Print the entries that appear below, exactly as written and without their pictures.
#####
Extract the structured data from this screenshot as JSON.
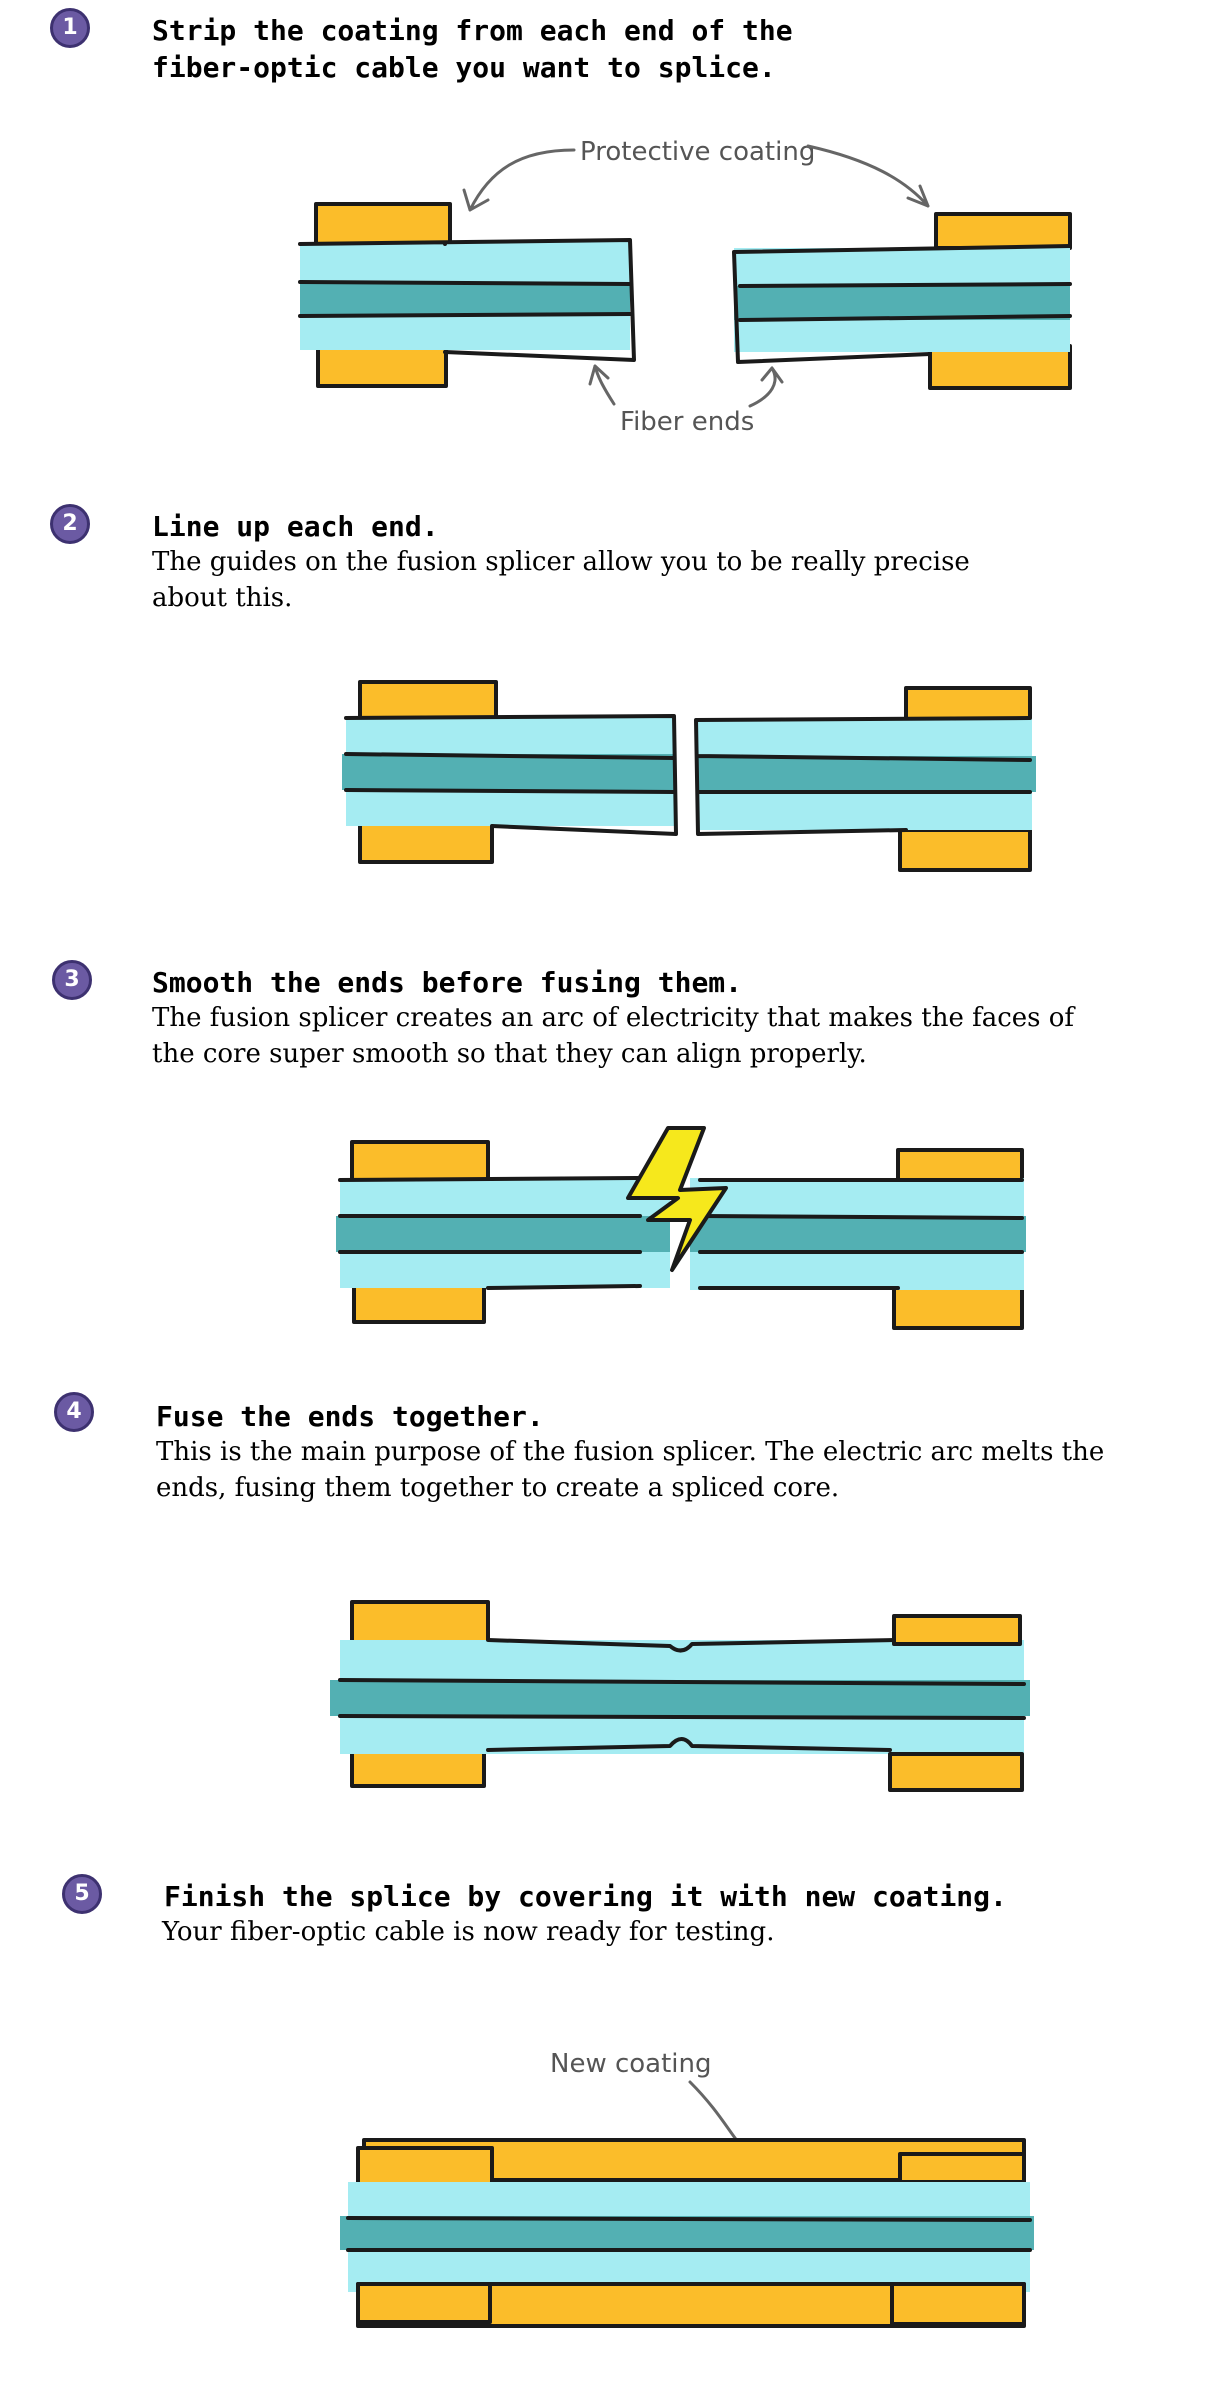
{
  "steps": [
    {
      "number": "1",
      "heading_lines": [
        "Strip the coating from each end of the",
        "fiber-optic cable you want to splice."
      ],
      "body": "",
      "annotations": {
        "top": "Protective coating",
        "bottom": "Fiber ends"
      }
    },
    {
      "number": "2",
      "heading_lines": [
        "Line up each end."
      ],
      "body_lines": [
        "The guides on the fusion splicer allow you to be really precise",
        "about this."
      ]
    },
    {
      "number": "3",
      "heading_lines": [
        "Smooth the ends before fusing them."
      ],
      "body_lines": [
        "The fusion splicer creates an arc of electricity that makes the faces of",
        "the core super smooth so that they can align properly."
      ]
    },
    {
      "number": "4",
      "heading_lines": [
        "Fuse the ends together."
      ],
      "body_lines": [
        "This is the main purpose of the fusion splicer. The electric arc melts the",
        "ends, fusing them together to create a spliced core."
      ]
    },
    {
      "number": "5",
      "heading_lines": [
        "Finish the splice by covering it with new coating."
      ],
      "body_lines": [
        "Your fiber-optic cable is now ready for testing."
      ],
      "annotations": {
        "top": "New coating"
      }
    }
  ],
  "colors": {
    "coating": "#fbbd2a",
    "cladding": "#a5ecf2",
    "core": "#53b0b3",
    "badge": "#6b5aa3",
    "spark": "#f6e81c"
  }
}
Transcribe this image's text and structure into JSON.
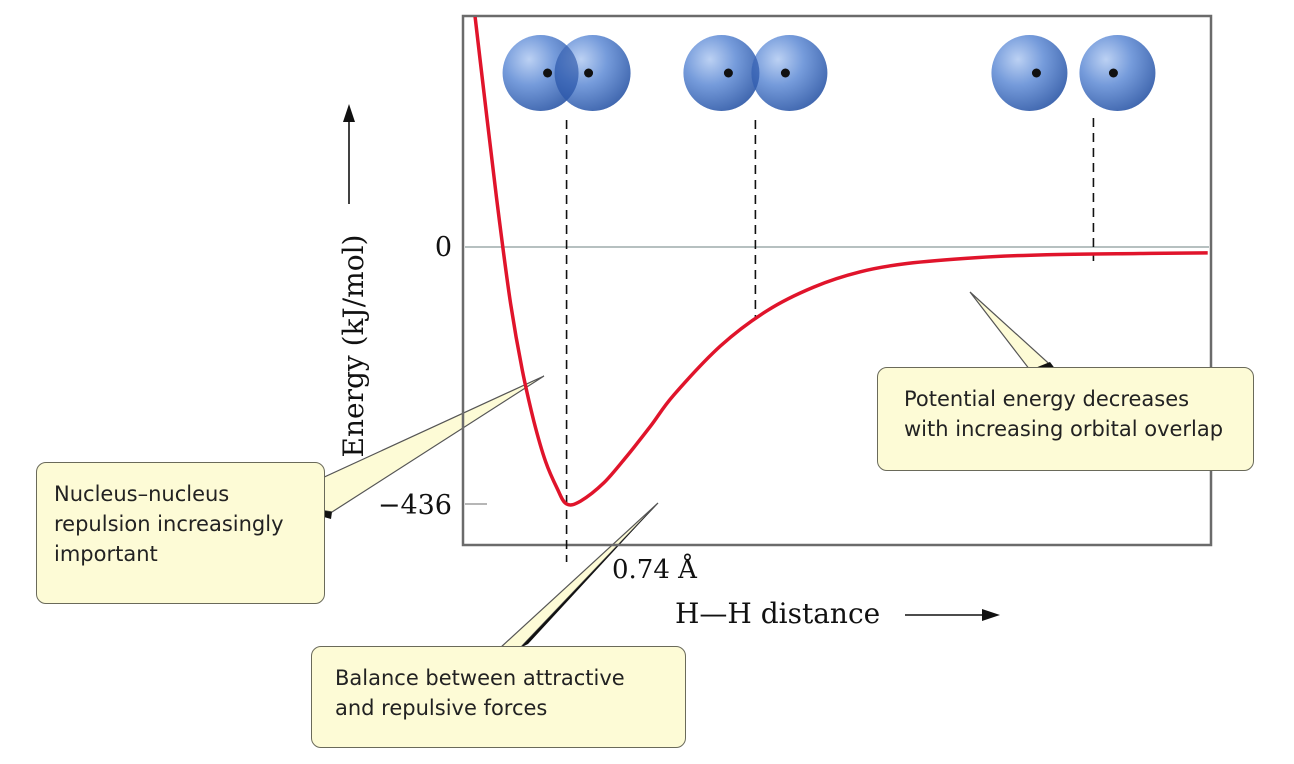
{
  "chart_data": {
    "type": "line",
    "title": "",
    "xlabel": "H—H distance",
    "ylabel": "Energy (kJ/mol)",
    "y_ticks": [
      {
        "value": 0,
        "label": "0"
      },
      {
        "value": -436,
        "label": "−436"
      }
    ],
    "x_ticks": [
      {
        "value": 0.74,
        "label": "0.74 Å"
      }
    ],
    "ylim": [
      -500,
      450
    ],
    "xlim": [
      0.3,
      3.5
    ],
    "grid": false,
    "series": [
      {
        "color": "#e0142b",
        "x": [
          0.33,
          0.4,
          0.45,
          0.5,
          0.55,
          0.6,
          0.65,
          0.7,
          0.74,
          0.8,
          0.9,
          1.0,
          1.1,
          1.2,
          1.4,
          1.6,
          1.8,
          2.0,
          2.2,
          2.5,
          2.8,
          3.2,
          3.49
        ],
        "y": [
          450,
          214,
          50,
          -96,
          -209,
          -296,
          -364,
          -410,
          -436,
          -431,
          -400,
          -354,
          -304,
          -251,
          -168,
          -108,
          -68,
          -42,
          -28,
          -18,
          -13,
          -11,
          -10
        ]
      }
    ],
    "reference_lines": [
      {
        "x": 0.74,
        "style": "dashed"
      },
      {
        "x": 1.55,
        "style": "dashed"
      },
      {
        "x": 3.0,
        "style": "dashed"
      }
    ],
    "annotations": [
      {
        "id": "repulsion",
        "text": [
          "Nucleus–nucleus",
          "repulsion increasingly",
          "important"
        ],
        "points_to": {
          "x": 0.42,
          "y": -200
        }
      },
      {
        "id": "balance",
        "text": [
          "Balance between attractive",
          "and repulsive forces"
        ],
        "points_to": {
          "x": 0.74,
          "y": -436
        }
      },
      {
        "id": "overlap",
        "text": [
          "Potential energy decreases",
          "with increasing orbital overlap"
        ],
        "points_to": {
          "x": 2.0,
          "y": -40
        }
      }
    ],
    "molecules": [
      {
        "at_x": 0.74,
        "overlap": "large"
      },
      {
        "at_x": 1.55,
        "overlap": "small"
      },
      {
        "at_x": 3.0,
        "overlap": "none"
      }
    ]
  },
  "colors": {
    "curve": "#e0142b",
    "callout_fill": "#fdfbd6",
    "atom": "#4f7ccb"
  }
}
#####
[Finished exercise]
Extract the structured data from this screenshot as JSON.
{
  "steps": [
    {
      "number": "1",
      "heading_lines": [
        "Strip the coating from each end of the",
        "fiber-optic cable you want to splice."
      ],
      "body": "",
      "annotations": {
        "top": "Protective coating",
        "bottom": "Fiber ends"
      }
    },
    {
      "number": "2",
      "heading_lines": [
        "Line up each end."
      ],
      "body_lines": [
        "The guides on the fusion splicer allow you to be really precise",
        "about this."
      ]
    },
    {
      "number": "3",
      "heading_lines": [
        "Smooth the ends before fusing them."
      ],
      "body_lines": [
        "The fusion splicer creates an arc of electricity that makes the faces of",
        "the core super smooth so that they can align properly."
      ]
    },
    {
      "number": "4",
      "heading_lines": [
        "Fuse the ends together."
      ],
      "body_lines": [
        "This is the main purpose of the fusion splicer. The electric arc melts the",
        "ends, fusing them together to create a spliced core."
      ]
    },
    {
      "number": "5",
      "heading_lines": [
        "Finish the splice by covering it with new coating."
      ],
      "body_lines": [
        "Your fiber-optic cable is now ready for testing."
      ],
      "annotations": {
        "top": "New coating"
      }
    }
  ],
  "colors": {
    "coating": "#fbbd2a",
    "cladding": "#a5ecf2",
    "core": "#53b0b3",
    "badge": "#6b5aa3",
    "spark": "#f6e81c"
  }
}
Transcribe this image's text and structure into JSON.
{
  "chart_data": {
    "type": "line",
    "title": "",
    "xlabel": "H—H distance",
    "ylabel": "Energy (kJ/mol)",
    "y_ticks": [
      {
        "value": 0,
        "label": "0"
      },
      {
        "value": -436,
        "label": "−436"
      }
    ],
    "x_ticks": [
      {
        "value": 0.74,
        "label": "0.74 Å"
      }
    ],
    "ylim": [
      -500,
      450
    ],
    "xlim": [
      0.3,
      3.5
    ],
    "grid": false,
    "series": [
      {
        "color": "#e0142b",
        "x": [
          0.33,
          0.4,
          0.45,
          0.5,
          0.55,
          0.6,
          0.65,
          0.7,
          0.74,
          0.8,
          0.9,
          1.0,
          1.1,
          1.2,
          1.4,
          1.6,
          1.8,
          2.0,
          2.2,
          2.5,
          2.8,
          3.2,
          3.49
        ],
        "y": [
          450,
          214,
          50,
          -96,
          -209,
          -296,
          -364,
          -410,
          -436,
          -431,
          -400,
          -354,
          -304,
          -251,
          -168,
          -108,
          -68,
          -42,
          -28,
          -18,
          -13,
          -11,
          -10
        ]
      }
    ],
    "reference_lines": [
      {
        "x": 0.74,
        "style": "dashed"
      },
      {
        "x": 1.55,
        "style": "dashed"
      },
      {
        "x": 3.0,
        "style": "dashed"
      }
    ],
    "annotations": [
      {
        "id": "repulsion",
        "text": [
          "Nucleus–nucleus",
          "repulsion increasingly",
          "important"
        ],
        "points_to": {
          "x": 0.42,
          "y": -200
        }
      },
      {
        "id": "balance",
        "text": [
          "Balance between attractive",
          "and repulsive forces"
        ],
        "points_to": {
          "x": 0.74,
          "y": -436
        }
      },
      {
        "id": "overlap",
        "text": [
          "Potential energy decreases",
          "with increasing orbital overlap"
        ],
        "points_to": {
          "x": 2.0,
          "y": -40
        }
      }
    ],
    "molecules": [
      {
        "at_x": 0.74,
        "overlap": "large"
      },
      {
        "at_x": 1.55,
        "overlap": "small"
      },
      {
        "at_x": 3.0,
        "overlap": "none"
      }
    ]
  },
  "colors": {
    "curve": "#e0142b",
    "callout_fill": "#fdfbd6",
    "atom": "#4f7ccb"
  }
}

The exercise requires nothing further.